### The request
Reproduce every record below exactly as it appears.

### Entries
>>>

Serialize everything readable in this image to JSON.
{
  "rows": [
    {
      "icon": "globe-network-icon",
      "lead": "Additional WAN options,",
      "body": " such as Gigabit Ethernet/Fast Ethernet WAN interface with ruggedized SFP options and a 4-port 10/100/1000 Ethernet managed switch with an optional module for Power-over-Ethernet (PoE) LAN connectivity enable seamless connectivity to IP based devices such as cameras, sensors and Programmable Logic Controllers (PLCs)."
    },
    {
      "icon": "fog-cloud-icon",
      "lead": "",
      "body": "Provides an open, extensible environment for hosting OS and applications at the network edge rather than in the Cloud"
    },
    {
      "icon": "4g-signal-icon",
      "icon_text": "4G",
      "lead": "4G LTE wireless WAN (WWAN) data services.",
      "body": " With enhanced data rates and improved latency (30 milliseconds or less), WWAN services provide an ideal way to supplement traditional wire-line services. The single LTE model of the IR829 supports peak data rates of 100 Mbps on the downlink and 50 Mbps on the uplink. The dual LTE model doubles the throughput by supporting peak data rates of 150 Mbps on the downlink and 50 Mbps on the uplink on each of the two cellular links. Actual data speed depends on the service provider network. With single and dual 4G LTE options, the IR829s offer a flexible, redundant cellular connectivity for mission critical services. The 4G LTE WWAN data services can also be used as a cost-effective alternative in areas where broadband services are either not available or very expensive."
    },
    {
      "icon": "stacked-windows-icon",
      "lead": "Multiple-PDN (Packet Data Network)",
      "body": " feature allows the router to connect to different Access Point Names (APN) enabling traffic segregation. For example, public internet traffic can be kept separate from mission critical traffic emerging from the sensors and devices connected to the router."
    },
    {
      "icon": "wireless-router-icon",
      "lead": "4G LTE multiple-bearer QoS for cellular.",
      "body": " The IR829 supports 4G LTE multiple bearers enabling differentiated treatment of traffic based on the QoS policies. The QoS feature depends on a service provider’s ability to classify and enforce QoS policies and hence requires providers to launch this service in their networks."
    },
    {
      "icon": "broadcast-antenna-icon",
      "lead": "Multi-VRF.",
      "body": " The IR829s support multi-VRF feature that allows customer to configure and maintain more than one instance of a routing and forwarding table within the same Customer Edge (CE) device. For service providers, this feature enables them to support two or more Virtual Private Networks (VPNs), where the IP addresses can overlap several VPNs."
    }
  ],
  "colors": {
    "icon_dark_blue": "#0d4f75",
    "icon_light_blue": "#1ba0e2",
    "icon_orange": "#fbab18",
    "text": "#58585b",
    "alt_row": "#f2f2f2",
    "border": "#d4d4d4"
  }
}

<<<

### Output of the task
Serialize everything readable in this image to JSON.
{
  "rows": [
    {
      "icon": "globe-network-icon",
      "lead": "Additional WAN options,",
      "body": " such as Gigabit Ethernet/Fast Ethernet WAN interface with ruggedized SFP options and a 4-port 10/100/1000 Ethernet managed switch with an optional module for Power-over-Ethernet (PoE) LAN connectivity enable seamless connectivity to IP based devices such as cameras, sensors and Programmable Logic Controllers (PLCs)."
    },
    {
      "icon": "fog-cloud-icon",
      "lead": "",
      "body": "Provides an open, extensible environment for hosting OS and applications at the network edge rather than in the Cloud"
    },
    {
      "icon": "4g-signal-icon",
      "icon_text": "4G",
      "lead": "4G LTE wireless WAN (WWAN) data services.",
      "body": " With enhanced data rates and improved latency (30 milliseconds or less), WWAN services provide an ideal way to supplement traditional wire-line services. The single LTE model of the IR829 supports peak data rates of 100 Mbps on the downlink and 50 Mbps on the uplink. The dual LTE model doubles the throughput by supporting peak data rates of 150 Mbps on the downlink and 50 Mbps on the uplink on each of the two cellular links. Actual data speed depends on the service provider network. With single and dual 4G LTE options, the IR829s offer a flexible, redundant cellular connectivity for mission critical services. The 4G LTE WWAN data services can also be used as a cost-effective alternative in areas where broadband services are either not available or very expensive."
    },
    {
      "icon": "stacked-windows-icon",
      "lead": "Multiple-PDN (Packet Data Network)",
      "body": " feature allows the router to connect to different Access Point Names (APN) enabling traffic segregation. For example, public internet traffic can be kept separate from mission critical traffic emerging from the sensors and devices connected to the router."
    },
    {
      "icon": "wireless-router-icon",
      "lead": "4G LTE multiple-bearer QoS for cellular.",
      "body": " The IR829 supports 4G LTE multiple bearers enabling differentiated treatment of traffic based on the QoS policies. The QoS feature depends on a service provider’s ability to classify and enforce QoS policies and hence requires providers to launch this service in their networks."
    },
    {
      "icon": "broadcast-antenna-icon",
      "lead": "Multi-VRF.",
      "body": " The IR829s support multi-VRF feature that allows customer to configure and maintain more than one instance of a routing and forwarding table within the same Customer Edge (CE) device. For service providers, this feature enables them to support two or more Virtual Private Networks (VPNs), where the IP addresses can overlap several VPNs."
    }
  ],
  "colors": {
    "icon_dark_blue": "#0d4f75",
    "icon_light_blue": "#1ba0e2",
    "icon_orange": "#fbab18",
    "text": "#58585b",
    "alt_row": "#f2f2f2",
    "border": "#d4d4d4"
  }
}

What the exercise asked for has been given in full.